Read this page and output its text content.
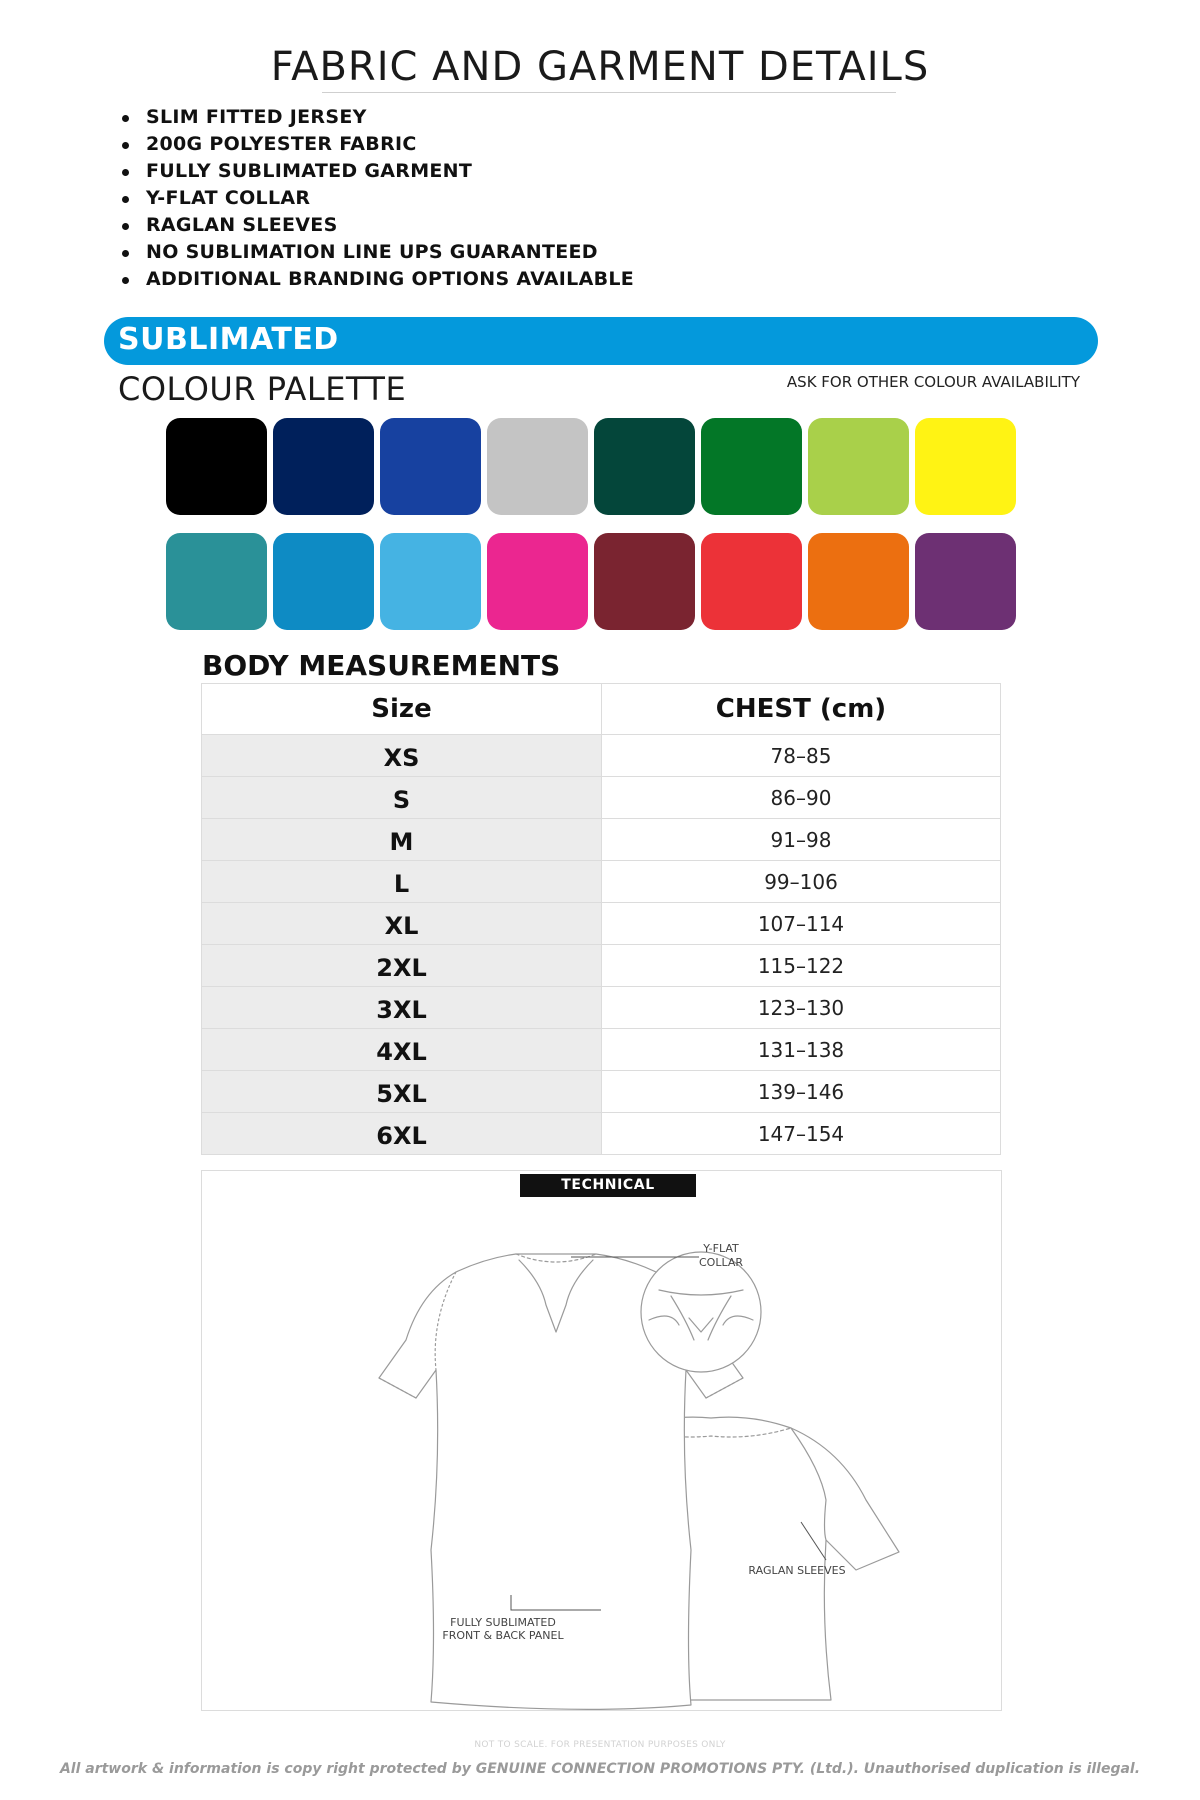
FABRIC AND GARMENT DETAILS
SLIM FITTED JERSEY
200G POLYESTER FABRIC
FULLY SUBLIMATED GARMENT
Y-FLAT COLLAR
RAGLAN SLEEVES
NO SUBLIMATION LINE UPS GUARANTEED
ADDITIONAL BRANDING OPTIONS AVAILABLE
SUBLIMATED
COLOUR PALETTE	ASK FOR OTHER COLOUR AVAILABILITY
BODY MEASUREMENTS
Size	CHEST (cm)
XS	78–85
S	86–90
M	91–98
L	99–106
XL	107–114
2XL	115–122
3XL	123–130
4XL	131–138
5XL	139–146
6XL	147–154
Y-FLAT
COLLAR
FULLY SUBLIMATED
FRONT & BACK PANEL
RAGLAN SLEEVES
TECHNICAL DRAWING
NOT TO SCALE. FOR PRESENTATION PURPOSES ONLY
All artwork & information is copy right protected by GENUINE CONNECTION PROMOTIONS PTY. (Ltd.). Unauthorised duplication is illegal.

TASK GOAL
Repeat the listing in full and exactly. Do not include any images.

RESPONSE TO THIS EXERCISE
Read this page and output its text content.
FABRIC AND GARMENT DETAILS
SLIM FITTED JERSEY
200G POLYESTER FABRIC
FULLY SUBLIMATED GARMENT
Y-FLAT COLLAR
RAGLAN SLEEVES
NO SUBLIMATION LINE UPS GUARANTEED
ADDITIONAL BRANDING OPTIONS AVAILABLE
SUBLIMATED
COLOUR PALETTE	ASK FOR OTHER COLOUR AVAILABILITY
BODY MEASUREMENTS
Size	CHEST (cm)
XS	78–85
S	86–90
M	91–98
L	99–106
XL	107–114
2XL	115–122
3XL	123–130
4XL	131–138
5XL	139–146
6XL	147–154
Y-FLAT
COLLAR
FULLY SUBLIMATED
FRONT & BACK PANEL
RAGLAN SLEEVES
TECHNICAL DRAWING
NOT TO SCALE. FOR PRESENTATION PURPOSES ONLY
All artwork & information is copy right protected by GENUINE CONNECTION PROMOTIONS PTY. (Ltd.). Unauthorised duplication is illegal.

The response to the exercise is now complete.